- **TASK GOAL**: Would you repeat each line below precisely as it stands?

[Dataset rows for document pages]
------------------------------------------------------------------------

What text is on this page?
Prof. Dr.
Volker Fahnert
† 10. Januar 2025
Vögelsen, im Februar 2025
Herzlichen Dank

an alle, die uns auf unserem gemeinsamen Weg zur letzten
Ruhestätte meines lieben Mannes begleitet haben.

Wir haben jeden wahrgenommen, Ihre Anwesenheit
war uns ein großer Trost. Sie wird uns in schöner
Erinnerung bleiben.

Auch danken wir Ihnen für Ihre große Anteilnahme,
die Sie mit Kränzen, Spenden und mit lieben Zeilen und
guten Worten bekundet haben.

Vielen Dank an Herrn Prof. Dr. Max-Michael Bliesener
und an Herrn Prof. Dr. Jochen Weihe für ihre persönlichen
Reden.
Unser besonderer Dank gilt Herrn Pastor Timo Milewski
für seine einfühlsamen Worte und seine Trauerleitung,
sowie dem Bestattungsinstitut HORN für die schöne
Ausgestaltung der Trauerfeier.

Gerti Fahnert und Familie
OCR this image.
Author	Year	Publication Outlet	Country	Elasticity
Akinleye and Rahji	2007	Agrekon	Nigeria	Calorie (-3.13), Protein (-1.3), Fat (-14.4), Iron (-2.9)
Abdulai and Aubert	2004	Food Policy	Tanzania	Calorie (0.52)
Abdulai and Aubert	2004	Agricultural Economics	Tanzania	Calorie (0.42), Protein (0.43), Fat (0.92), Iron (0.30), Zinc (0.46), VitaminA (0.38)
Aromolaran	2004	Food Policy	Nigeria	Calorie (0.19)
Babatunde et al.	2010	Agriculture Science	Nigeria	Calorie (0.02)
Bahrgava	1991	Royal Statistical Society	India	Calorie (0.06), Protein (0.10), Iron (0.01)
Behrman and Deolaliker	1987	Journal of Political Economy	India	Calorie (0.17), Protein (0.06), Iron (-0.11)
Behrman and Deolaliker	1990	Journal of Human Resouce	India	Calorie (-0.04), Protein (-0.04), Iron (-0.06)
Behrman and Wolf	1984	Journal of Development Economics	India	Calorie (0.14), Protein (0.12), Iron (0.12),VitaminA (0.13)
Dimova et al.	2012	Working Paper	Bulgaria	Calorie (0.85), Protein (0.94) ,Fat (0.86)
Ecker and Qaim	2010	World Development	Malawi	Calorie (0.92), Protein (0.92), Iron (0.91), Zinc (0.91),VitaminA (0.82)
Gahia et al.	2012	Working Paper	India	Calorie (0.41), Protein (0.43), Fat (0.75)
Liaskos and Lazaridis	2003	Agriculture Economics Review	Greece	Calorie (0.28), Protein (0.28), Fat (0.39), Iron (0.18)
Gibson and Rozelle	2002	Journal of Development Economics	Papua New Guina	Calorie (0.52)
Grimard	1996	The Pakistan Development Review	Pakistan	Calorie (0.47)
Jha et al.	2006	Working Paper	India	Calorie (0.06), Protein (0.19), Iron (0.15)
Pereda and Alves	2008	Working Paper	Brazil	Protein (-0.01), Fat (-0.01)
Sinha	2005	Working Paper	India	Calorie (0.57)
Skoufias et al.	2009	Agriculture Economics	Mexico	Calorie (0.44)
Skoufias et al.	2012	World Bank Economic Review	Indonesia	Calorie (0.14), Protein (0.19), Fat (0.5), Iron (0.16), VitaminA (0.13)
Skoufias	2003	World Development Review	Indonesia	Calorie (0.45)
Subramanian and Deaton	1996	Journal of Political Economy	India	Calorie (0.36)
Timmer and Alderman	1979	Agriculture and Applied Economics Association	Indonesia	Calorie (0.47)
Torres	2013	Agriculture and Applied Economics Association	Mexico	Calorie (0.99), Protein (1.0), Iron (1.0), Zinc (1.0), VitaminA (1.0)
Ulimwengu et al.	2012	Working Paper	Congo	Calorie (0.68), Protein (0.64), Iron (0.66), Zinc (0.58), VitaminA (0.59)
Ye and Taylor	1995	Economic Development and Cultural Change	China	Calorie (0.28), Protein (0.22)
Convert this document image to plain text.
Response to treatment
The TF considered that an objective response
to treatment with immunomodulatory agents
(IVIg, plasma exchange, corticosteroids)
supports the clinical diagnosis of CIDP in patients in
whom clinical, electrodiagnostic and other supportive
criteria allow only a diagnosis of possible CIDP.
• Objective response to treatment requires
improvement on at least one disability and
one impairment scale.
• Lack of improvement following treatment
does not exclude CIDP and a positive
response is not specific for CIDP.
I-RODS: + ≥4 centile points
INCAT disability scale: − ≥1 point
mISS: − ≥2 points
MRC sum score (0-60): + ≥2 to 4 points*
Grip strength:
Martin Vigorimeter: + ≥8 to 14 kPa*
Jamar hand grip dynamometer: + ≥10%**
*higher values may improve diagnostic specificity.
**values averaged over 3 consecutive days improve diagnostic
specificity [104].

------------------------------------------------------------------------

- **EXERCISE RESPONSE**:
What text is on this page?
Prof. Dr.
Volker Fahnert
† 10. Januar 2025
Vögelsen, im Februar 2025
Herzlichen Dank

an alle, die uns auf unserem gemeinsamen Weg zur letzten
Ruhestätte meines lieben Mannes begleitet haben.

Wir haben jeden wahrgenommen, Ihre Anwesenheit
war uns ein großer Trost. Sie wird uns in schöner
Erinnerung bleiben.

Auch danken wir Ihnen für Ihre große Anteilnahme,
die Sie mit Kränzen, Spenden und mit lieben Zeilen und
guten Worten bekundet haben.

Vielen Dank an Herrn Prof. Dr. Max-Michael Bliesener
und an Herrn Prof. Dr. Jochen Weihe für ihre persönlichen
Reden.
Unser besonderer Dank gilt Herrn Pastor Timo Milewski
für seine einfühlsamen Worte und seine Trauerleitung,
sowie dem Bestattungsinstitut HORN für die schöne
Ausgestaltung der Trauerfeier.

Gerti Fahnert und Familie
OCR this image.
Author	Year	Publication Outlet	Country	Elasticity
Akinleye and Rahji	2007	Agrekon	Nigeria	Calorie (-3.13), Protein (-1.3), Fat (-14.4), Iron (-2.9)
Abdulai and Aubert	2004	Food Policy	Tanzania	Calorie (0.52)
Abdulai and Aubert	2004	Agricultural Economics	Tanzania	Calorie (0.42), Protein (0.43), Fat (0.92), Iron (0.30), Zinc (0.46), VitaminA (0.38)
Aromolaran	2004	Food Policy	Nigeria	Calorie (0.19)
Babatunde et al.	2010	Agriculture Science	Nigeria	Calorie (0.02)
Bahrgava	1991	Royal Statistical Society	India	Calorie (0.06), Protein (0.10), Iron (0.01)
Behrman and Deolaliker	1987	Journal of Political Economy	India	Calorie (0.17), Protein (0.06), Iron (-0.11)
Behrman and Deolaliker	1990	Journal of Human Resouce	India	Calorie (-0.04), Protein (-0.04), Iron (-0.06)
Behrman and Wolf	1984	Journal of Development Economics	India	Calorie (0.14), Protein (0.12), Iron (0.12),VitaminA (0.13)
Dimova et al.	2012	Working Paper	Bulgaria	Calorie (0.85), Protein (0.94) ,Fat (0.86)
Ecker and Qaim	2010	World Development	Malawi	Calorie (0.92), Protein (0.92), Iron (0.91), Zinc (0.91),VitaminA (0.82)
Gahia et al.	2012	Working Paper	India	Calorie (0.41), Protein (0.43), Fat (0.75)
Liaskos and Lazaridis	2003	Agriculture Economics Review	Greece	Calorie (0.28), Protein (0.28), Fat (0.39), Iron (0.18)
Gibson and Rozelle	2002	Journal of Development Economics	Papua New Guina	Calorie (0.52)
Grimard	1996	The Pakistan Development Review	Pakistan	Calorie (0.47)
Jha et al.	2006	Working Paper	India	Calorie (0.06), Protein (0.19), Iron (0.15)
Pereda and Alves	2008	Working Paper	Brazil	Protein (-0.01), Fat (-0.01)
Sinha	2005	Working Paper	India	Calorie (0.57)
Skoufias et al.	2009	Agriculture Economics	Mexico	Calorie (0.44)
Skoufias et al.	2012	World Bank Economic Review	Indonesia	Calorie (0.14), Protein (0.19), Fat (0.5), Iron (0.16), VitaminA (0.13)
Skoufias	2003	World Development Review	Indonesia	Calorie (0.45)
Subramanian and Deaton	1996	Journal of Political Economy	India	Calorie (0.36)
Timmer and Alderman	1979	Agriculture and Applied Economics Association	Indonesia	Calorie (0.47)
Torres	2013	Agriculture and Applied Economics Association	Mexico	Calorie (0.99), Protein (1.0), Iron (1.0), Zinc (1.0), VitaminA (1.0)
Ulimwengu et al.	2012	Working Paper	Congo	Calorie (0.68), Protein (0.64), Iron (0.66), Zinc (0.58), VitaminA (0.59)
Ye and Taylor	1995	Economic Development and Cultural Change	China	Calorie (0.28), Protein (0.22)
Convert this document image to plain text.
Response to treatment
The TF considered that an objective response
to treatment with immunomodulatory agents
(IVIg, plasma exchange, corticosteroids)
supports the clinical diagnosis of CIDP in patients in
whom clinical, electrodiagnostic and other supportive
criteria allow only a diagnosis of possible CIDP.
• Objective response to treatment requires
improvement on at least one disability and
one impairment scale.
• Lack of improvement following treatment
does not exclude CIDP and a positive
response is not specific for CIDP.
I-RODS: + ≥4 centile points
INCAT disability scale: − ≥1 point
mISS: − ≥2 points
MRC sum score (0-60): + ≥2 to 4 points*
Grip strength:
Martin Vigorimeter: + ≥8 to 14 kPa*
Jamar hand grip dynamometer: + ≥10%**
*higher values may improve diagnostic specificity.
**values averaged over 3 consecutive days improve diagnostic
specificity [104].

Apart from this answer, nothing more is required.